[DATA TO PROCESS]

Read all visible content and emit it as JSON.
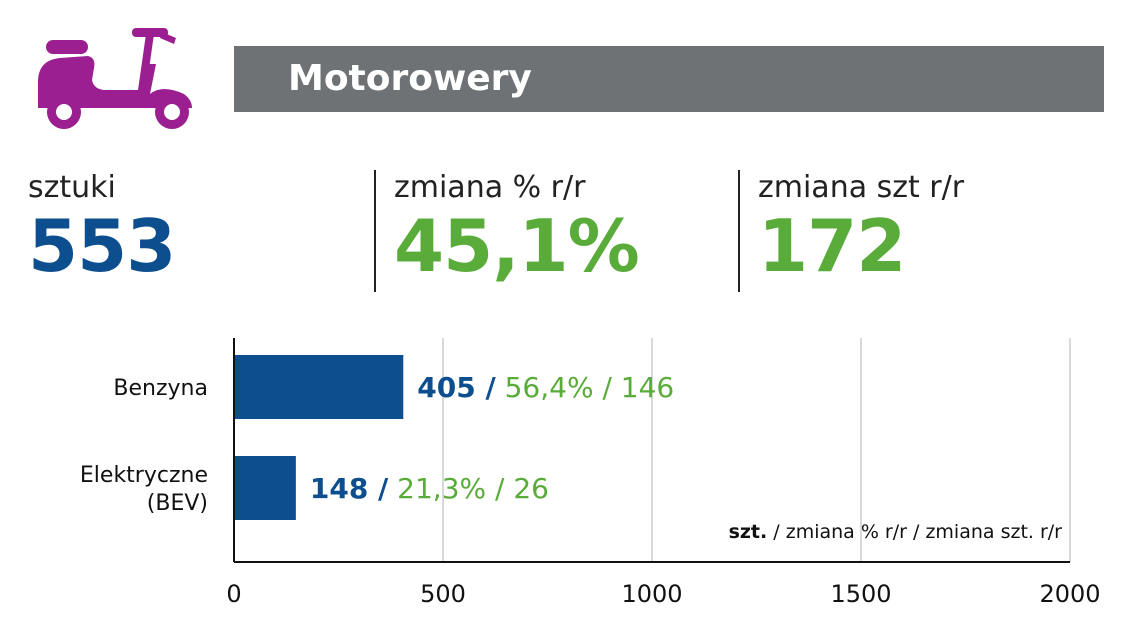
{
  "header": {
    "title": "Motorowery",
    "icon": "scooter-icon",
    "icon_color": "#9c1f92",
    "bar_color": "#6e7274"
  },
  "kpis": [
    {
      "label": "sztuki",
      "value": "553",
      "color": "#0d4f8e"
    },
    {
      "label": "zmiana % r/r",
      "value": "45,1%",
      "color": "#5aac3a"
    },
    {
      "label": "zmiana szt r/r",
      "value": "172",
      "color": "#5aac3a"
    }
  ],
  "chart_data": {
    "type": "bar",
    "orientation": "horizontal",
    "categories": [
      "Benzyna",
      "Elektryczne (BEV)"
    ],
    "category_lines": [
      [
        "Benzyna"
      ],
      [
        "Elektryczne",
        "(BEV)"
      ]
    ],
    "values": [
      405,
      148
    ],
    "units_labels": [
      "405 /",
      "148 /"
    ],
    "change_labels": [
      " 56,4% / 146",
      " 21,3% / 26"
    ],
    "xlim": [
      0,
      2000
    ],
    "xticks": [
      0,
      500,
      1000,
      1500,
      2000
    ],
    "xtick_labels": [
      "0",
      "500",
      "1000",
      "1500",
      "2000"
    ],
    "grid": true,
    "legend": {
      "bold": "szt.",
      "rest": " / zmiana % r/r / zmiana szt. r/r"
    },
    "colors": {
      "bar": "#0d4f8e",
      "units": "#0d4f8e",
      "change": "#5aac3a",
      "grid": "#d9d9d9",
      "axis": "#111111"
    }
  }
}
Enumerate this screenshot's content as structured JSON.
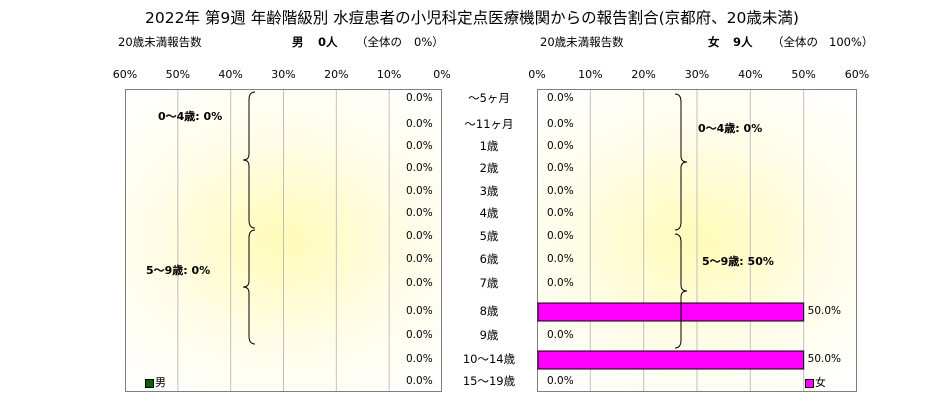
{
  "title": "2022年 第9週 年齢階級別 水痘患者の小児科定点医療機関からの報告割合(京都府、20歳未満)",
  "left_header": {
    "sub": "20歳未満報告数",
    "sex": "男",
    "count": "0人",
    "share_prefix": "（全体の",
    "share_value": "0%）"
  },
  "right_header": {
    "sub": "20歳未満報告数",
    "sex": "女",
    "count": "9人",
    "share_prefix": "（全体の",
    "share_value": "100%）"
  },
  "colors": {
    "male": "#006400",
    "female": "#ff00ff",
    "female_border": "#000000",
    "grid": "#c0c0c0"
  },
  "chart_data": [
    {
      "type": "bar",
      "orientation": "horizontal",
      "direction": "right-to-left",
      "categories": [
        "～5ヶ月",
        "～11ヶ月",
        "1歳",
        "2歳",
        "3歳",
        "4歳",
        "5歳",
        "6歳",
        "7歳",
        "8歳",
        "9歳",
        "10～14歳",
        "15～19歳"
      ],
      "series": [
        {
          "name": "男",
          "values": [
            0,
            0,
            0,
            0,
            0,
            0,
            0,
            0,
            0,
            0,
            0,
            0,
            0
          ]
        }
      ],
      "value_labels": [
        "0.0%",
        "0.0%",
        "0.0%",
        "0.0%",
        "0.0%",
        "0.0%",
        "0.0%",
        "0.0%",
        "0.0%",
        "0.0%",
        "0.0%",
        "0.0%",
        "0.0%"
      ],
      "xlim": [
        0,
        60
      ],
      "x_ticks": [
        "60%",
        "50%",
        "40%",
        "30%",
        "20%",
        "10%",
        "0%"
      ],
      "group_labels": [
        {
          "text": "0～4歳: 0%",
          "span": [
            0,
            5
          ]
        },
        {
          "text": "5～9歳: 0%",
          "span": [
            6,
            10
          ]
        }
      ],
      "legend": "bottom-left",
      "grid": true
    },
    {
      "type": "bar",
      "orientation": "horizontal",
      "direction": "left-to-right",
      "categories": [
        "～5ヶ月",
        "～11ヶ月",
        "1歳",
        "2歳",
        "3歳",
        "4歳",
        "5歳",
        "6歳",
        "7歳",
        "8歳",
        "9歳",
        "10～14歳",
        "15～19歳"
      ],
      "series": [
        {
          "name": "女",
          "values": [
            0,
            0,
            0,
            0,
            0,
            0,
            0,
            0,
            0,
            50,
            0,
            50,
            0
          ]
        }
      ],
      "value_labels": [
        "0.0%",
        "0.0%",
        "0.0%",
        "0.0%",
        "0.0%",
        "0.0%",
        "0.0%",
        "0.0%",
        "0.0%",
        "50.0%",
        "0.0%",
        "50.0%",
        "0.0%"
      ],
      "xlim": [
        0,
        60
      ],
      "x_ticks": [
        "0%",
        "10%",
        "20%",
        "30%",
        "40%",
        "50%",
        "60%"
      ],
      "group_labels": [
        {
          "text": "0～4歳: 0%",
          "span": [
            0,
            5
          ]
        },
        {
          "text": "5～9歳: 50%",
          "span": [
            6,
            10
          ]
        }
      ],
      "legend": "bottom-right",
      "grid": true
    }
  ]
}
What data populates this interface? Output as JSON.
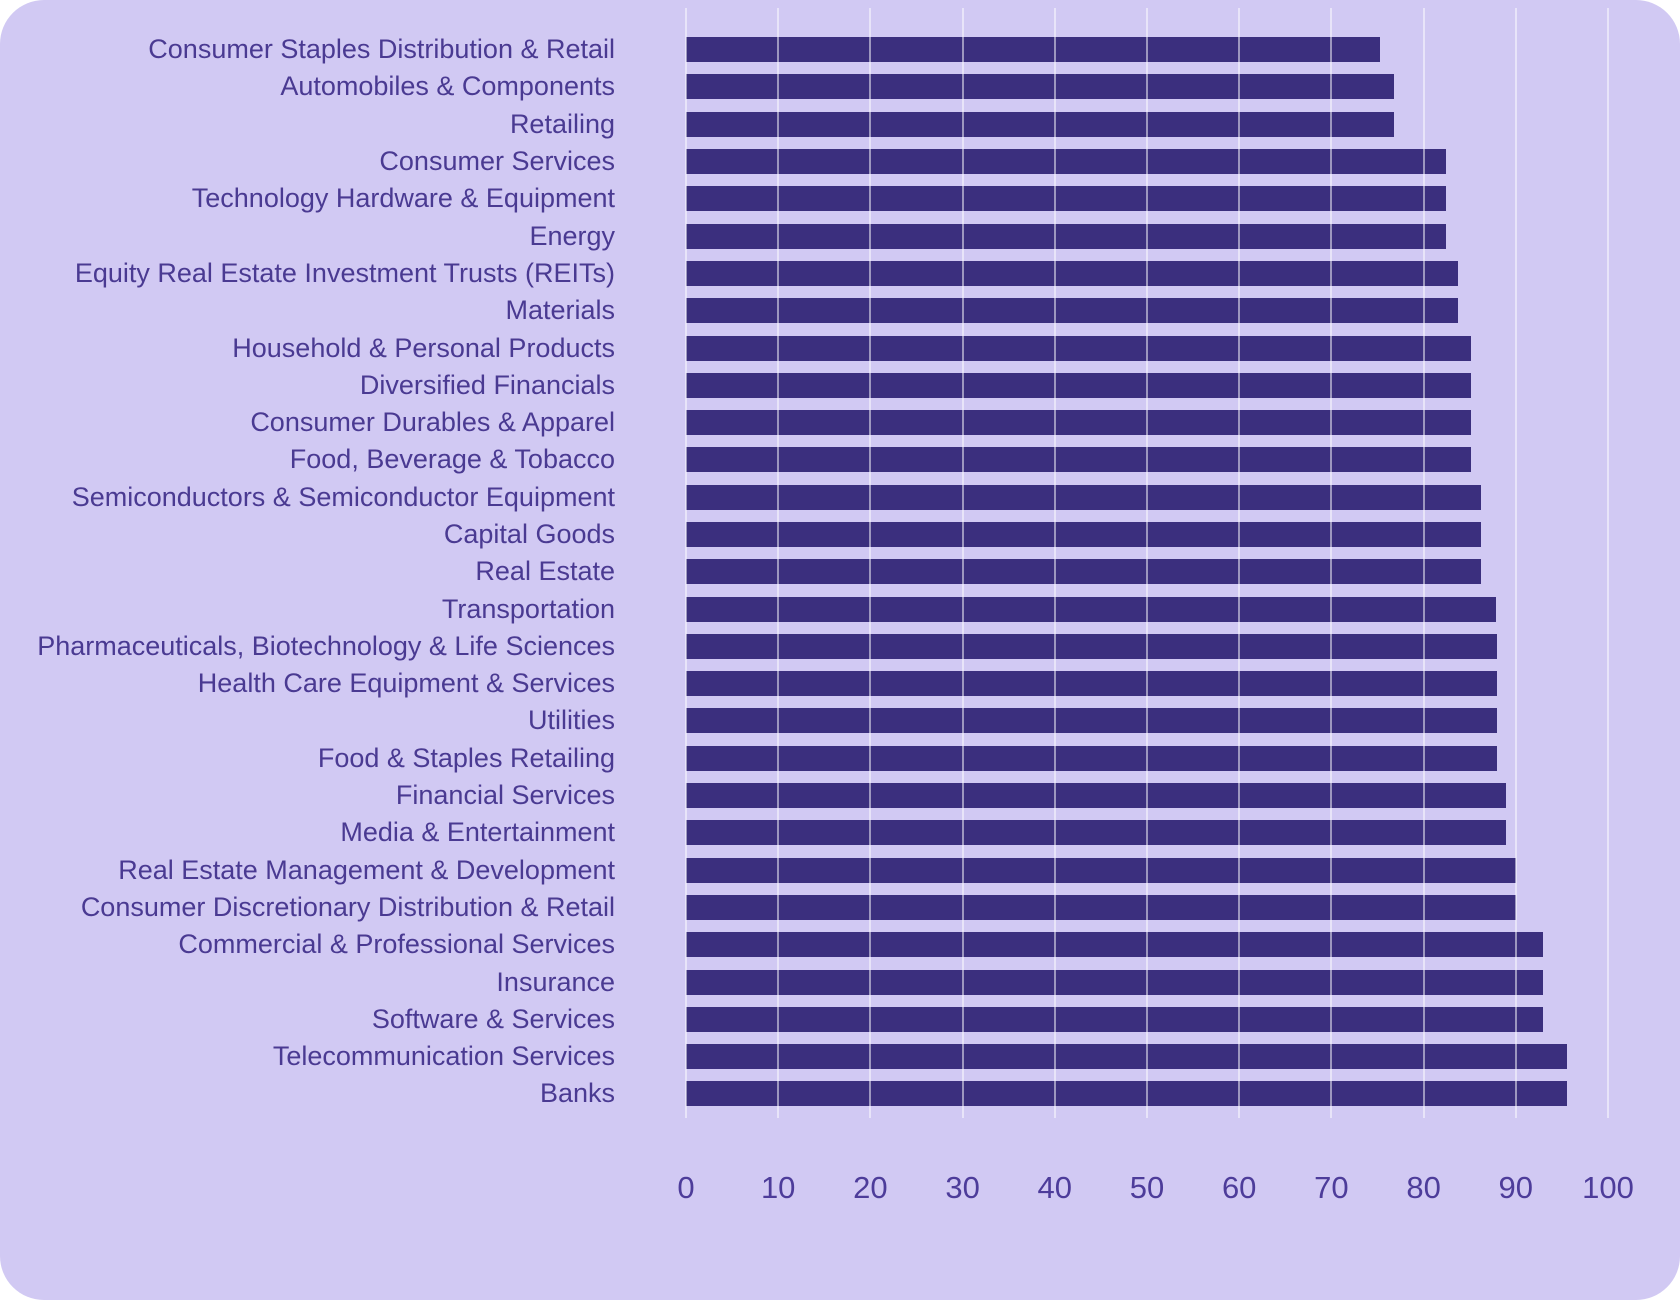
{
  "chart_data": {
    "type": "bar",
    "orientation": "horizontal",
    "title": "",
    "xlabel": "",
    "ylabel": "",
    "xlim": [
      0,
      100
    ],
    "x_ticks": [
      0,
      10,
      20,
      30,
      40,
      50,
      60,
      70,
      80,
      90,
      100
    ],
    "grid": "vertical gridlines drawn over bars",
    "legend": "none",
    "categories": [
      "Consumer Staples Distribution & Retail",
      "Automobiles & Components",
      "Retailing",
      "Consumer Services",
      "Technology Hardware & Equipment",
      "Energy",
      "Equity Real Estate Investment Trusts (REITs)",
      "Materials",
      "Household & Personal Products",
      "Diversified Financials",
      "Consumer Durables & Apparel",
      "Food, Beverage & Tobacco",
      "Semiconductors & Semiconductor Equipment",
      "Capital Goods",
      "Real Estate",
      "Transportation",
      "Pharmaceuticals, Biotechnology & Life Sciences",
      "Health Care Equipment & Services",
      "Utilities",
      "Food & Staples Retailing",
      "Financial Services",
      "Media & Entertainment",
      "Real Estate Management & Development",
      "Consumer Discretionary Distribution & Retail",
      "Commercial & Professional Services",
      "Insurance",
      "Software & Services",
      "Telecommunication Services",
      "Banks"
    ],
    "values": [
      75.3,
      76.8,
      76.8,
      82.4,
      82.4,
      82.4,
      83.7,
      83.7,
      85.1,
      85.1,
      85.1,
      85.1,
      86.2,
      86.2,
      86.2,
      87.9,
      88.0,
      88.0,
      88.0,
      88.0,
      88.9,
      88.9,
      90.0,
      90.0,
      92.9,
      92.9,
      92.9,
      95.5,
      95.5
    ]
  },
  "colors": {
    "card_background": "#d1c9f3",
    "bar": "#3b2f7e",
    "gridline": "rgba(255,255,255,0.5)",
    "category_label": "#4a3a92",
    "tick_label": "#4d3c9a"
  }
}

[WHAT YOU ARE ASKED TO DO] All of the data above should be transcribed verbatim, with pictures omitted.

[FINISHED TASK]
Read all visible content and emit it as JSON.
{
  "header": {
    "title": "Motorowery",
    "icon": "scooter-icon",
    "icon_color": "#9c1f92",
    "bar_color": "#6e7274"
  },
  "kpis": [
    {
      "label": "sztuki",
      "value": "553",
      "color": "#0d4f8e"
    },
    {
      "label": "zmiana % r/r",
      "value": "45,1%",
      "color": "#5aac3a"
    },
    {
      "label": "zmiana szt r/r",
      "value": "172",
      "color": "#5aac3a"
    }
  ],
  "chart_data": {
    "type": "bar",
    "orientation": "horizontal",
    "categories": [
      "Benzyna",
      "Elektryczne (BEV)"
    ],
    "category_lines": [
      [
        "Benzyna"
      ],
      [
        "Elektryczne",
        "(BEV)"
      ]
    ],
    "values": [
      405,
      148
    ],
    "units_labels": [
      "405 /",
      "148 /"
    ],
    "change_labels": [
      " 56,4% / 146",
      " 21,3% / 26"
    ],
    "xlim": [
      0,
      2000
    ],
    "xticks": [
      0,
      500,
      1000,
      1500,
      2000
    ],
    "xtick_labels": [
      "0",
      "500",
      "1000",
      "1500",
      "2000"
    ],
    "grid": true,
    "legend": {
      "bold": "szt.",
      "rest": " / zmiana % r/r / zmiana szt. r/r"
    },
    "colors": {
      "bar": "#0d4f8e",
      "units": "#0d4f8e",
      "change": "#5aac3a",
      "grid": "#d9d9d9",
      "axis": "#111111"
    }
  }
}
Enumerate this screenshot's content as structured JSON.
{
  "title": "2022年 第9週 年齢階級別 水痘患者の小児科定点医療機関からの報告割合(京都府、20歳未満)",
  "left_header": {
    "sub": "20歳未満報告数",
    "sex": "男",
    "count": "0人",
    "share_prefix": "（全体の",
    "share_value": "0%）"
  },
  "right_header": {
    "sub": "20歳未満報告数",
    "sex": "女",
    "count": "9人",
    "share_prefix": "（全体の",
    "share_value": "100%）"
  },
  "colors": {
    "male": "#006400",
    "female": "#ff00ff",
    "female_border": "#000000",
    "grid": "#c0c0c0"
  },
  "chart_data": [
    {
      "type": "bar",
      "orientation": "horizontal",
      "direction": "right-to-left",
      "categories": [
        "～5ヶ月",
        "～11ヶ月",
        "1歳",
        "2歳",
        "3歳",
        "4歳",
        "5歳",
        "6歳",
        "7歳",
        "8歳",
        "9歳",
        "10～14歳",
        "15～19歳"
      ],
      "series": [
        {
          "name": "男",
          "values": [
            0,
            0,
            0,
            0,
            0,
            0,
            0,
            0,
            0,
            0,
            0,
            0,
            0
          ]
        }
      ],
      "value_labels": [
        "0.0%",
        "0.0%",
        "0.0%",
        "0.0%",
        "0.0%",
        "0.0%",
        "0.0%",
        "0.0%",
        "0.0%",
        "0.0%",
        "0.0%",
        "0.0%",
        "0.0%"
      ],
      "xlim": [
        0,
        60
      ],
      "x_ticks": [
        "60%",
        "50%",
        "40%",
        "30%",
        "20%",
        "10%",
        "0%"
      ],
      "group_labels": [
        {
          "text": "0～4歳: 0%",
          "span": [
            0,
            5
          ]
        },
        {
          "text": "5～9歳: 0%",
          "span": [
            6,
            10
          ]
        }
      ],
      "legend": "bottom-left",
      "grid": true
    },
    {
      "type": "bar",
      "orientation": "horizontal",
      "direction": "left-to-right",
      "categories": [
        "～5ヶ月",
        "～11ヶ月",
        "1歳",
        "2歳",
        "3歳",
        "4歳",
        "5歳",
        "6歳",
        "7歳",
        "8歳",
        "9歳",
        "10～14歳",
        "15～19歳"
      ],
      "series": [
        {
          "name": "女",
          "values": [
            0,
            0,
            0,
            0,
            0,
            0,
            0,
            0,
            0,
            50,
            0,
            50,
            0
          ]
        }
      ],
      "value_labels": [
        "0.0%",
        "0.0%",
        "0.0%",
        "0.0%",
        "0.0%",
        "0.0%",
        "0.0%",
        "0.0%",
        "0.0%",
        "50.0%",
        "0.0%",
        "50.0%",
        "0.0%"
      ],
      "xlim": [
        0,
        60
      ],
      "x_ticks": [
        "0%",
        "10%",
        "20%",
        "30%",
        "40%",
        "50%",
        "60%"
      ],
      "group_labels": [
        {
          "text": "0～4歳: 0%",
          "span": [
            0,
            5
          ]
        },
        {
          "text": "5～9歳: 50%",
          "span": [
            6,
            10
          ]
        }
      ],
      "legend": "bottom-right",
      "grid": true
    }
  ]
}
What data populates this interface? Output as JSON.
{
  "chart_data": {
    "type": "bar",
    "orientation": "horizontal",
    "title": "",
    "xlabel": "",
    "ylabel": "",
    "xlim": [
      0,
      100
    ],
    "x_ticks": [
      0,
      10,
      20,
      30,
      40,
      50,
      60,
      70,
      80,
      90,
      100
    ],
    "grid": "vertical gridlines drawn over bars",
    "legend": "none",
    "categories": [
      "Consumer Staples Distribution & Retail",
      "Automobiles & Components",
      "Retailing",
      "Consumer Services",
      "Technology Hardware & Equipment",
      "Energy",
      "Equity Real Estate Investment Trusts (REITs)",
      "Materials",
      "Household & Personal Products",
      "Diversified Financials",
      "Consumer Durables & Apparel",
      "Food, Beverage & Tobacco",
      "Semiconductors & Semiconductor Equipment",
      "Capital Goods",
      "Real Estate",
      "Transportation",
      "Pharmaceuticals, Biotechnology & Life Sciences",
      "Health Care Equipment & Services",
      "Utilities",
      "Food & Staples Retailing",
      "Financial Services",
      "Media & Entertainment",
      "Real Estate Management & Development",
      "Consumer Discretionary Distribution & Retail",
      "Commercial & Professional Services",
      "Insurance",
      "Software & Services",
      "Telecommunication Services",
      "Banks"
    ],
    "values": [
      75.3,
      76.8,
      76.8,
      82.4,
      82.4,
      82.4,
      83.7,
      83.7,
      85.1,
      85.1,
      85.1,
      85.1,
      86.2,
      86.2,
      86.2,
      87.9,
      88.0,
      88.0,
      88.0,
      88.0,
      88.9,
      88.9,
      90.0,
      90.0,
      92.9,
      92.9,
      92.9,
      95.5,
      95.5
    ]
  },
  "colors": {
    "card_background": "#d1c9f3",
    "bar": "#3b2f7e",
    "gridline": "rgba(255,255,255,0.5)",
    "category_label": "#4a3a92",
    "tick_label": "#4d3c9a"
  }
}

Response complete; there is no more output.